§ The task
Write out the whole comment about serving ostree repos through CDNs, word for word and with nothing left out.

§ Selected text
I've been discussing this stuff with @alexlarsson a lot in the context of Flathub. At one point, the flathub stats were showing each download (whether an upgrade, or a new pull) was averaging 1GB of data transferred - but this was during a period that when ostree didn't see a matching delta it would pull the scratch delta instead of doing an object pull (madness, later resolved).

A delta-only repo is basically re-instating this: mirrors are great and everything, but are a far less relevant way of distributing files than modern caching/proxying CDNs. BunnyCDN (for Endless) and Fastly (for Flathub) work a-OK for ostree repos, and you can easily tune the caching to keep the immutable objects around for ~ever, have short timeouts / explicit purges, its pretty easy to cache ostree repos in CDNs, and the hit rate is superb (>97% in both cases I have access to, likely the two largest production ostree repos at present).

§ Records provided

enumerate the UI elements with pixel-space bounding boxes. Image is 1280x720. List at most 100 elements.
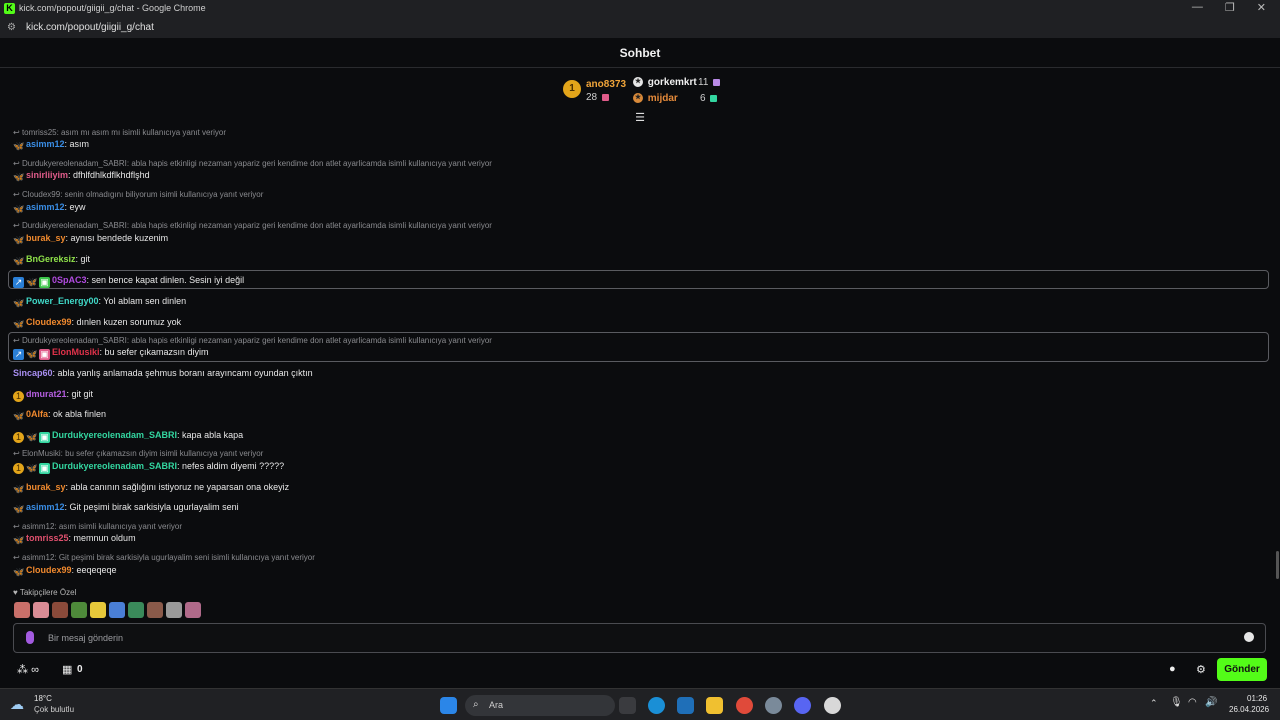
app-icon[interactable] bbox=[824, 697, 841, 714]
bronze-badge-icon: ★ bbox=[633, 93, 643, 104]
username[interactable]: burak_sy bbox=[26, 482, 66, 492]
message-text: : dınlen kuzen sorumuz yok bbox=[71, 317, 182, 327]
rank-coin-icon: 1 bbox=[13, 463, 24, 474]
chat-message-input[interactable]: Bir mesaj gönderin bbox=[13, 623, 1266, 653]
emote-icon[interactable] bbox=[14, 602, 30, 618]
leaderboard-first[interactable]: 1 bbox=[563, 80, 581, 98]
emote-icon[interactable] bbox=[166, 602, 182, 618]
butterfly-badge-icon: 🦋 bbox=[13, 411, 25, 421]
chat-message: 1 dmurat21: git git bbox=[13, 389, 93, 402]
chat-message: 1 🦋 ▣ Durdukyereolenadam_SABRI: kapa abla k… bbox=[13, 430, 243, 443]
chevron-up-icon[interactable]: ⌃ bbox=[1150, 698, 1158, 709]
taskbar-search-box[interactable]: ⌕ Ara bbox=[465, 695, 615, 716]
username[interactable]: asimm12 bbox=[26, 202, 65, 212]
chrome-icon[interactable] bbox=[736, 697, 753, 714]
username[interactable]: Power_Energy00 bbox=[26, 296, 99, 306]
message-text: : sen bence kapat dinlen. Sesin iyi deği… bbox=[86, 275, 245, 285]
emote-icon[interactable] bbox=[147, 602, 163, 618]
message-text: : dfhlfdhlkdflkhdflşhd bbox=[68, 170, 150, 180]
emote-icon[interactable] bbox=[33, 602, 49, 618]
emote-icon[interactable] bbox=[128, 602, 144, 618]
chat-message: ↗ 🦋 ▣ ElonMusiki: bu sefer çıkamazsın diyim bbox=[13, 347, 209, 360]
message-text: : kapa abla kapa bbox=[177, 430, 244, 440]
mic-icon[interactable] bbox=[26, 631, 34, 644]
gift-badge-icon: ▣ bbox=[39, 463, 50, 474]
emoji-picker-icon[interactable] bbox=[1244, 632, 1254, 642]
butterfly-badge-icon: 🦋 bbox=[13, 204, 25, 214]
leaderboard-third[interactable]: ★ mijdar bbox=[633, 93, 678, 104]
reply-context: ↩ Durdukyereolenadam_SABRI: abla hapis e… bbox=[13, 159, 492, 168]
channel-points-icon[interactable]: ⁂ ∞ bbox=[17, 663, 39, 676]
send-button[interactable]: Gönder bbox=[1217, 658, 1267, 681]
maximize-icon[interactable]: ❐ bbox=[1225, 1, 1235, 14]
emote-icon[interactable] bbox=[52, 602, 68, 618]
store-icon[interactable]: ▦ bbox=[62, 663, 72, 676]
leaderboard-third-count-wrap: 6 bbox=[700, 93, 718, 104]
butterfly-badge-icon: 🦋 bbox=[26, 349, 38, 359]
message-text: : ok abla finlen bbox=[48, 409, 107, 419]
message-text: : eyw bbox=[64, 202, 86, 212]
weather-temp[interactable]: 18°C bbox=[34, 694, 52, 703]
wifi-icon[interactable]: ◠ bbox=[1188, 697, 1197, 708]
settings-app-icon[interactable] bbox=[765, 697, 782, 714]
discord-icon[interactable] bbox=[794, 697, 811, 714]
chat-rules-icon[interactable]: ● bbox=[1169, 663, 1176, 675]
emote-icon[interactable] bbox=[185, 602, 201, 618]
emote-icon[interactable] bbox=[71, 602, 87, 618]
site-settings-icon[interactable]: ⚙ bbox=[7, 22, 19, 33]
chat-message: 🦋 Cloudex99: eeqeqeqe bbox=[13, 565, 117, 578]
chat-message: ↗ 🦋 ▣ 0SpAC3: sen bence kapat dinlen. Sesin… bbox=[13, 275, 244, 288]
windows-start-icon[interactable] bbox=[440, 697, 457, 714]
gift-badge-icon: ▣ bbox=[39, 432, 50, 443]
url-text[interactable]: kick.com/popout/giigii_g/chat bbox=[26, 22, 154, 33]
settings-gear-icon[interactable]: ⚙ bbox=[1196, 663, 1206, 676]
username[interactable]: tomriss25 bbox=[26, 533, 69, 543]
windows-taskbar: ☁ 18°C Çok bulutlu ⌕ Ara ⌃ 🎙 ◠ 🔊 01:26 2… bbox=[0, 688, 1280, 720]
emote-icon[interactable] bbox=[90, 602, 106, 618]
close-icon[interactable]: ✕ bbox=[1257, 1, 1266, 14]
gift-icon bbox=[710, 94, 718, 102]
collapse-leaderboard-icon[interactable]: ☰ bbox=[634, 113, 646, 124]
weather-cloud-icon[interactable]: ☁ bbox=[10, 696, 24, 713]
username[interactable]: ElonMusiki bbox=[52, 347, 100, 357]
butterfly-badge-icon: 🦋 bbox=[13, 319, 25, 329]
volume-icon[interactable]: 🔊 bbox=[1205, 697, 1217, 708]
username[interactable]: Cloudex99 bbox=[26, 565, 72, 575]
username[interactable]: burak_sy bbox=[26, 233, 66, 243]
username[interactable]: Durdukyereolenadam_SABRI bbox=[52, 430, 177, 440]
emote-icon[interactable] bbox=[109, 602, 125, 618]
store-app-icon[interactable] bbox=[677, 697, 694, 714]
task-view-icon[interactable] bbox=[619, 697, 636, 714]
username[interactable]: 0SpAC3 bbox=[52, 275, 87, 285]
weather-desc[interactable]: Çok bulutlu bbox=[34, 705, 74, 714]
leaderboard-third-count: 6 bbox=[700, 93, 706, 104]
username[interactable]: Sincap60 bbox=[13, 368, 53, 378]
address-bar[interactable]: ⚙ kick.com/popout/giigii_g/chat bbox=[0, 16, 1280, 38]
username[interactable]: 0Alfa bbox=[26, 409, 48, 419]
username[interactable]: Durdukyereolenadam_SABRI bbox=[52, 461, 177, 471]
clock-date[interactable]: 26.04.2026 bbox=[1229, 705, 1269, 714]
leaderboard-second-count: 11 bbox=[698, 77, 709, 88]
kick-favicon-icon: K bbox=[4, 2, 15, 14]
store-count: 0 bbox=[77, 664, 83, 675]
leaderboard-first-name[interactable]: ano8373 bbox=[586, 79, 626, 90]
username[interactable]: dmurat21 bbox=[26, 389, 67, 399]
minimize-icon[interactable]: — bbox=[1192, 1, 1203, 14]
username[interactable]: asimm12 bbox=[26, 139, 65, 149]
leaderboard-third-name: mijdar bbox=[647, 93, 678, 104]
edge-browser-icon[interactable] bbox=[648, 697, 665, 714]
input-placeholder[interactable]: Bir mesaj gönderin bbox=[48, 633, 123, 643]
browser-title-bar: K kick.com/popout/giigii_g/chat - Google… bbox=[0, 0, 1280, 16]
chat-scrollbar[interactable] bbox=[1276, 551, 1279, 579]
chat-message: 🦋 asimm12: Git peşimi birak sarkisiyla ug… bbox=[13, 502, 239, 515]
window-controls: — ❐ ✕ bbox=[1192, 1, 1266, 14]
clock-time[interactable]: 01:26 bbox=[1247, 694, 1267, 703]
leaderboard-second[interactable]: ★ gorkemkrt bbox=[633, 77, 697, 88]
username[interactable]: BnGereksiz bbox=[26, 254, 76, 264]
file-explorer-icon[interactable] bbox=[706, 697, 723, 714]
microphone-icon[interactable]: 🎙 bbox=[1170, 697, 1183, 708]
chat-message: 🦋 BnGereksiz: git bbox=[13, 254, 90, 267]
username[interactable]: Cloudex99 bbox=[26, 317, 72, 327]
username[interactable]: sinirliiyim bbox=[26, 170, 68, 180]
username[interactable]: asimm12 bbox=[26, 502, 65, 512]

§ Task response
I've been discussing this stuff with @alexlarsson a lot in the context of Flathub. At one point, the flathub stats were showing each download (whether an upgrade, or a new pull) was averaging 1GB of data transferred - but this was during a period that when ostree didn't see a matching delta it would pull the scratch delta instead of doing an object pull (madness, later resolved).

A delta-only repo is basically re-instating this: mirrors are great and everything, but are a far less relevant way of distributing files than modern caching/proxying CDNs. BunnyCDN (for Endless) and Fastly (for Flathub) work a-OK for ostree repos, and you can easily tune the caching to keep the immutable objects around for ~ever, have short timeouts / explicit purges, its pretty easy to cache ostree repos in CDNs, and the hit rate is superb (>97% in both cases I have access to, likely the two largest production ostree repos at present).